■ **Task to carry out**
Recast the material from its first line through the line containing "cell-toc[interactable]: 版权页 (459, 518, 1395, 554)", both included, as a Markdown table with the columns Row and Entry, skipping any blank lines.

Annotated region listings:
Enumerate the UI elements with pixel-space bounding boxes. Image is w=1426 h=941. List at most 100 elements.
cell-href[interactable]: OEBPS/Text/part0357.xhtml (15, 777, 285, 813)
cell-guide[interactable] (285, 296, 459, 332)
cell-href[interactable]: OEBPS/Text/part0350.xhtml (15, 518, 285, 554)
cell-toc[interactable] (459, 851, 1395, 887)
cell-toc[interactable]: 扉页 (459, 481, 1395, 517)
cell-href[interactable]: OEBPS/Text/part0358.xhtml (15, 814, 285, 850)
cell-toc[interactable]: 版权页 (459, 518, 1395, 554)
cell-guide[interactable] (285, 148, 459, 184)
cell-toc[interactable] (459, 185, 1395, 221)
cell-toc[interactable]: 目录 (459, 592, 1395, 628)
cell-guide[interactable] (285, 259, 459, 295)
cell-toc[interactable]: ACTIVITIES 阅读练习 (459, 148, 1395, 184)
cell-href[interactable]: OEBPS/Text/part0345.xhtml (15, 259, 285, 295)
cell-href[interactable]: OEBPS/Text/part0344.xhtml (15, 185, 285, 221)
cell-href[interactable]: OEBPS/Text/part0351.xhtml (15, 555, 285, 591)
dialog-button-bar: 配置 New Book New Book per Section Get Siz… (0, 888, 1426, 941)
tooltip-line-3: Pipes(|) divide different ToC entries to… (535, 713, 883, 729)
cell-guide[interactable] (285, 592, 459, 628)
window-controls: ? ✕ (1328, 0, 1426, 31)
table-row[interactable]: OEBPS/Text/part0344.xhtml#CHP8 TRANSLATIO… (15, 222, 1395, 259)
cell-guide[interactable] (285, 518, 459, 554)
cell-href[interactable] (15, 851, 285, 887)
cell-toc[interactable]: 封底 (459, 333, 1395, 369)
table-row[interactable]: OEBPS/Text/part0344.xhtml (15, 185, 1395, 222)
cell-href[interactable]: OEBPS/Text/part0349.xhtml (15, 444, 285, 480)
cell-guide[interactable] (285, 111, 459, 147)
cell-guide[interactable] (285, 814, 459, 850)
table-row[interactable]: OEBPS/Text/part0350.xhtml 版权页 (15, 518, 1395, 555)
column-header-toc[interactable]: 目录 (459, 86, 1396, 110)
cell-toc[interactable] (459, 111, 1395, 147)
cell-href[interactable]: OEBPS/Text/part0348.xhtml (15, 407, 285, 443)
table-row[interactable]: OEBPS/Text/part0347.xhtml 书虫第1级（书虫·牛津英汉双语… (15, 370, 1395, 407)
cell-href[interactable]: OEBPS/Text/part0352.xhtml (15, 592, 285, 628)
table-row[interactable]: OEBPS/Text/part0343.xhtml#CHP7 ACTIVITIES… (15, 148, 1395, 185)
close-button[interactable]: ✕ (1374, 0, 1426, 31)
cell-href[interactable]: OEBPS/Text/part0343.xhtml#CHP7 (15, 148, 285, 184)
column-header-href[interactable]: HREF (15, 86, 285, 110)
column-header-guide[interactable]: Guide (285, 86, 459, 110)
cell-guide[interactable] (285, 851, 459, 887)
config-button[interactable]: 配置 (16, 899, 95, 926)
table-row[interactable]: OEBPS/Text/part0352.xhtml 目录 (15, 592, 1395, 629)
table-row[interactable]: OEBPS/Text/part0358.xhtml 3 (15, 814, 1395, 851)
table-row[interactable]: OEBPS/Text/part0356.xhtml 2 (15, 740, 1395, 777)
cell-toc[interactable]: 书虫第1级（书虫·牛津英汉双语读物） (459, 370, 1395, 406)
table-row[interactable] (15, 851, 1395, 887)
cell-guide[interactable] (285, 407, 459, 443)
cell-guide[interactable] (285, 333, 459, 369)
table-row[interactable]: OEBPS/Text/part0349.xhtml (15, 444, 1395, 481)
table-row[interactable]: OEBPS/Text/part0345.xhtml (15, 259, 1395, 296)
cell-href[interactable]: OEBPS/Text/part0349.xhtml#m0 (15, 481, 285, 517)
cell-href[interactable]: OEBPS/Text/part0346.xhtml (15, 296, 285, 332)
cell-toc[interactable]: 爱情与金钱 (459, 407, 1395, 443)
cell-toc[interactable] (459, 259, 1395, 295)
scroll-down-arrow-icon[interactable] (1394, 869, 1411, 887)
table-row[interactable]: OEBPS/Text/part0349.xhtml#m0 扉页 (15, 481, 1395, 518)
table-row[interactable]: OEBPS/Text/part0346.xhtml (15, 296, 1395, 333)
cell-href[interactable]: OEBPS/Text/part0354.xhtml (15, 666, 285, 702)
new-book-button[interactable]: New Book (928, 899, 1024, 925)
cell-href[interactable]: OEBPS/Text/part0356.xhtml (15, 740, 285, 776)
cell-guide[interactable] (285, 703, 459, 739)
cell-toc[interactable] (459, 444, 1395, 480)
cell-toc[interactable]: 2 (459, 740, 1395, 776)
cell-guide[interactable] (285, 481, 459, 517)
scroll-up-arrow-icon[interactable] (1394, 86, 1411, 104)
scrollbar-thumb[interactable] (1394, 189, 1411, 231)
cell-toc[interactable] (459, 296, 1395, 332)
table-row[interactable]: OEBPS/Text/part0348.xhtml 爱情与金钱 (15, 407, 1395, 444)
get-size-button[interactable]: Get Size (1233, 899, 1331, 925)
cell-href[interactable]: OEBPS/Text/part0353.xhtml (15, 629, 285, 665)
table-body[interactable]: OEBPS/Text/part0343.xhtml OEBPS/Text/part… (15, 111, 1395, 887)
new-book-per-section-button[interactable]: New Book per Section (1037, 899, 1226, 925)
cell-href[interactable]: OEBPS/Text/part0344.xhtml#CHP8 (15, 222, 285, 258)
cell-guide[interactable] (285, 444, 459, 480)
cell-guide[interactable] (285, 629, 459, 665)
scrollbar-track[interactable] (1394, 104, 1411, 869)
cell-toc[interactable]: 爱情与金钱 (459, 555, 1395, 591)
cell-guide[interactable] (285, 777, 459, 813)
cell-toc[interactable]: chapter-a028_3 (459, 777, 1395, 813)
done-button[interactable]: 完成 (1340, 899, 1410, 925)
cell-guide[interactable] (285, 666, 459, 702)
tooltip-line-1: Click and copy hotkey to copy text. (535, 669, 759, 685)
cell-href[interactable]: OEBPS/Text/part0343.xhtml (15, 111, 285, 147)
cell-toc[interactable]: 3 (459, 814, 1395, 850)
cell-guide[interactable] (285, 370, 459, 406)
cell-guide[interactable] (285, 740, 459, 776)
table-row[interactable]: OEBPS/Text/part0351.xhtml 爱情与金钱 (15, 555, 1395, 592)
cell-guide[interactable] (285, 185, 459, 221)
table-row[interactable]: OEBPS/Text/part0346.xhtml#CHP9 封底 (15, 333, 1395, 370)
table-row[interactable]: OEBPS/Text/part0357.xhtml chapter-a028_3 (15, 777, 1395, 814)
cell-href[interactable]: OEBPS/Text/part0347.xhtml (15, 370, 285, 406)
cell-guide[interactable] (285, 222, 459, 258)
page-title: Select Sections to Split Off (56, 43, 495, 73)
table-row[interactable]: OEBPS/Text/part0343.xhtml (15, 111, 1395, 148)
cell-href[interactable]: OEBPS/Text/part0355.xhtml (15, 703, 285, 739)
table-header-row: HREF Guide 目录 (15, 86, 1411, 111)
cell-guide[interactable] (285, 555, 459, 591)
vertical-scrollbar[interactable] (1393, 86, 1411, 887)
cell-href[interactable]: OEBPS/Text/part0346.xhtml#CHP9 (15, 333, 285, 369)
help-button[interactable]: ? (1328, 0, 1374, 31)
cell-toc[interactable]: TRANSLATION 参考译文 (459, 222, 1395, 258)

■ **Exercise answer**
| Row | Entry |
|---|---|
| 1 | Enumerate the UI elements with pixel-space bounding boxes. Image is w=1426 h=941. List at most 100 elements. |
| 2 | cell-href[interactable]: OEBPS/Text/part0357.xhtml (15, 777, 285, 813) |
| 3 | cell-guide[interactable] (285, 296, 459, 332) |
| 4 | cell-href[interactable]: OEBPS/Text/part0350.xhtml (15, 518, 285, 554) |
| 5 | cell-toc[interactable] (459, 851, 1395, 887) |
| 6 | cell-toc[interactable]: 扉页 (459, 481, 1395, 517) |
| 7 | cell-href[interactable]: OEBPS/Text/part0358.xhtml (15, 814, 285, 850) |
| 8 | cell-toc[interactable]: 版权页 (459, 518, 1395, 554) |